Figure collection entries
--- begin ---

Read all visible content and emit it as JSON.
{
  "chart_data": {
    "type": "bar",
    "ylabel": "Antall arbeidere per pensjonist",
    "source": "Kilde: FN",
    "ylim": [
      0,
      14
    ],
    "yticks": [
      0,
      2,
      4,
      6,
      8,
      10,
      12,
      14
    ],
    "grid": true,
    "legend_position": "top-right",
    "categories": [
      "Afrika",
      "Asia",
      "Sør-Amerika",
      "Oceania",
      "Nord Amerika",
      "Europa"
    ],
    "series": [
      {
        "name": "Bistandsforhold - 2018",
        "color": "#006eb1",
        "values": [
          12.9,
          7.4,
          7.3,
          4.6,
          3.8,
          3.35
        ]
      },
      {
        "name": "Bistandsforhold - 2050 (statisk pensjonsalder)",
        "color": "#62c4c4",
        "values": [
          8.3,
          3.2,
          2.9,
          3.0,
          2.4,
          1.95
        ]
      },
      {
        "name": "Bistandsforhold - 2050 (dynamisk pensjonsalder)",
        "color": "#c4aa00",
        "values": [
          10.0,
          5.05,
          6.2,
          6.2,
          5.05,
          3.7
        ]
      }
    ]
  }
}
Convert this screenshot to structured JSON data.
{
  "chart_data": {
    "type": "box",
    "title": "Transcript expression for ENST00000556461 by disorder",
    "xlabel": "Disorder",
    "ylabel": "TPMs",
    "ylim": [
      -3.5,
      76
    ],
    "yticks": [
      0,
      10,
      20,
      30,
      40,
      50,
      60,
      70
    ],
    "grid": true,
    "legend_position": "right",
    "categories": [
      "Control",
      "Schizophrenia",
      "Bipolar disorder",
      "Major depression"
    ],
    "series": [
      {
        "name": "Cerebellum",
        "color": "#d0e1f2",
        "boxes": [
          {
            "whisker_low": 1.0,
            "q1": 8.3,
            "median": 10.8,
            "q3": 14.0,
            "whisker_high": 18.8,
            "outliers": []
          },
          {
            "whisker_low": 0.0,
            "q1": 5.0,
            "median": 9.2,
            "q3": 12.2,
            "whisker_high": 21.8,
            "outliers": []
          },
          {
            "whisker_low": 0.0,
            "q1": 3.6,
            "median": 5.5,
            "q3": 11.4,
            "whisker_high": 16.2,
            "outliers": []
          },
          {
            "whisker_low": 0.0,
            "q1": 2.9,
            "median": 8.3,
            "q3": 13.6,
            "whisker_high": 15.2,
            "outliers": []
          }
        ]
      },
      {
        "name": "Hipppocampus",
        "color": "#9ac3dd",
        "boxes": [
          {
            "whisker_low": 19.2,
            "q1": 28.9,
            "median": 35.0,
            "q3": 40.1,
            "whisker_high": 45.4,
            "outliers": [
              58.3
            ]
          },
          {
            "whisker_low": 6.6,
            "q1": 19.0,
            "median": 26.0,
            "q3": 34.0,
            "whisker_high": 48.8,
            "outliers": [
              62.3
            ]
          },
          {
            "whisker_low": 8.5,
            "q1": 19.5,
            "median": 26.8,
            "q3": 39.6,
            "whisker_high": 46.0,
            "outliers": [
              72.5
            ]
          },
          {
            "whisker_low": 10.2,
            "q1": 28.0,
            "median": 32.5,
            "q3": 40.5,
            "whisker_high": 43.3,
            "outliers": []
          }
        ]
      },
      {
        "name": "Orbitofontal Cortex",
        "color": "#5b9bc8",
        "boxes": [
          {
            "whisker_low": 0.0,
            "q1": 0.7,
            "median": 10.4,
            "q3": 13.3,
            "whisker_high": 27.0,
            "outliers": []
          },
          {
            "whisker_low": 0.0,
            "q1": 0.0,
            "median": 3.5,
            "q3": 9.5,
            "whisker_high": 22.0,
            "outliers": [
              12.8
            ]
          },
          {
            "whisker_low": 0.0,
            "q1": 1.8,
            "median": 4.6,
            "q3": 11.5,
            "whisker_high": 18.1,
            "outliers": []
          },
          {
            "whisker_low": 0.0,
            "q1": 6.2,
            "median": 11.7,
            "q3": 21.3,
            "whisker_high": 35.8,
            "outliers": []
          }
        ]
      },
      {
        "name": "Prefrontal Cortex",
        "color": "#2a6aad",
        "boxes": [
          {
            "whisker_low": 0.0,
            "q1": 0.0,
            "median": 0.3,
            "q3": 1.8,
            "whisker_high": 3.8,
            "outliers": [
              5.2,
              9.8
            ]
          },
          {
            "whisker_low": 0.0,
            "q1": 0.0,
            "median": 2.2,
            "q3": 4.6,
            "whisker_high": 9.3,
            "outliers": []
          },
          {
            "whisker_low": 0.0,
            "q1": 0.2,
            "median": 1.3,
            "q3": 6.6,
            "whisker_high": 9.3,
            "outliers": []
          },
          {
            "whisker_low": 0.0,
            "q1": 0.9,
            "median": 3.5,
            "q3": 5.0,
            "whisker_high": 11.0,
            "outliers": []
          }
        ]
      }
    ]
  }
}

--- end ---

■ **Set task**: Reproduce all the records precisely.

■ **Reply**:
Read all visible content and emit it as JSON.
{
  "chart_data": {
    "type": "bar",
    "ylabel": "Antall arbeidere per pensjonist",
    "source": "Kilde: FN",
    "ylim": [
      0,
      14
    ],
    "yticks": [
      0,
      2,
      4,
      6,
      8,
      10,
      12,
      14
    ],
    "grid": true,
    "legend_position": "top-right",
    "categories": [
      "Afrika",
      "Asia",
      "Sør-Amerika",
      "Oceania",
      "Nord Amerika",
      "Europa"
    ],
    "series": [
      {
        "name": "Bistandsforhold - 2018",
        "color": "#006eb1",
        "values": [
          12.9,
          7.4,
          7.3,
          4.6,
          3.8,
          3.35
        ]
      },
      {
        "name": "Bistandsforhold - 2050 (statisk pensjonsalder)",
        "color": "#62c4c4",
        "values": [
          8.3,
          3.2,
          2.9,
          3.0,
          2.4,
          1.95
        ]
      },
      {
        "name": "Bistandsforhold - 2050 (dynamisk pensjonsalder)",
        "color": "#c4aa00",
        "values": [
          10.0,
          5.05,
          6.2,
          6.2,
          5.05,
          3.7
        ]
      }
    ]
  }
}
Convert this screenshot to structured JSON data.
{
  "chart_data": {
    "type": "box",
    "title": "Transcript expression for ENST00000556461 by disorder",
    "xlabel": "Disorder",
    "ylabel": "TPMs",
    "ylim": [
      -3.5,
      76
    ],
    "yticks": [
      0,
      10,
      20,
      30,
      40,
      50,
      60,
      70
    ],
    "grid": true,
    "legend_position": "right",
    "categories": [
      "Control",
      "Schizophrenia",
      "Bipolar disorder",
      "Major depression"
    ],
    "series": [
      {
        "name": "Cerebellum",
        "color": "#d0e1f2",
        "boxes": [
          {
            "whisker_low": 1.0,
            "q1": 8.3,
            "median": 10.8,
            "q3": 14.0,
            "whisker_high": 18.8,
            "outliers": []
          },
          {
            "whisker_low": 0.0,
            "q1": 5.0,
            "median": 9.2,
            "q3": 12.2,
            "whisker_high": 21.8,
            "outliers": []
          },
          {
            "whisker_low": 0.0,
            "q1": 3.6,
            "median": 5.5,
            "q3": 11.4,
            "whisker_high": 16.2,
            "outliers": []
          },
          {
            "whisker_low": 0.0,
            "q1": 2.9,
            "median": 8.3,
            "q3": 13.6,
            "whisker_high": 15.2,
            "outliers": []
          }
        ]
      },
      {
        "name": "Hipppocampus",
        "color": "#9ac3dd",
        "boxes": [
          {
            "whisker_low": 19.2,
            "q1": 28.9,
            "median": 35.0,
            "q3": 40.1,
            "whisker_high": 45.4,
            "outliers": [
              58.3
            ]
          },
          {
            "whisker_low": 6.6,
            "q1": 19.0,
            "median": 26.0,
            "q3": 34.0,
            "whisker_high": 48.8,
            "outliers": [
              62.3
            ]
          },
          {
            "whisker_low": 8.5,
            "q1": 19.5,
            "median": 26.8,
            "q3": 39.6,
            "whisker_high": 46.0,
            "outliers": [
              72.5
            ]
          },
          {
            "whisker_low": 10.2,
            "q1": 28.0,
            "median": 32.5,
            "q3": 40.5,
            "whisker_high": 43.3,
            "outliers": []
          }
        ]
      },
      {
        "name": "Orbitofontal Cortex",
        "color": "#5b9bc8",
        "boxes": [
          {
            "whisker_low": 0.0,
            "q1": 0.7,
            "median": 10.4,
            "q3": 13.3,
            "whisker_high": 27.0,
            "outliers": []
          },
          {
            "whisker_low": 0.0,
            "q1": 0.0,
            "median": 3.5,
            "q3": 9.5,
            "whisker_high": 22.0,
            "outliers": [
              12.8
            ]
          },
          {
            "whisker_low": 0.0,
            "q1": 1.8,
            "median": 4.6,
            "q3": 11.5,
            "whisker_high": 18.1,
            "outliers": []
          },
          {
            "whisker_low": 0.0,
            "q1": 6.2,
            "median": 11.7,
            "q3": 21.3,
            "whisker_high": 35.8,
            "outliers": []
          }
        ]
      },
      {
        "name": "Prefrontal Cortex",
        "color": "#2a6aad",
        "boxes": [
          {
            "whisker_low": 0.0,
            "q1": 0.0,
            "median": 0.3,
            "q3": 1.8,
            "whisker_high": 3.8,
            "outliers": [
              5.2,
              9.8
            ]
          },
          {
            "whisker_low": 0.0,
            "q1": 0.0,
            "median": 2.2,
            "q3": 4.6,
            "whisker_high": 9.3,
            "outliers": []
          },
          {
            "whisker_low": 0.0,
            "q1": 0.2,
            "median": 1.3,
            "q3": 6.6,
            "whisker_high": 9.3,
            "outliers": []
          },
          {
            "whisker_low": 0.0,
            "q1": 0.9,
            "median": 3.5,
            "q3": 5.0,
            "whisker_high": 11.0,
            "outliers": []
          }
        ]
      }
    ]
  }
}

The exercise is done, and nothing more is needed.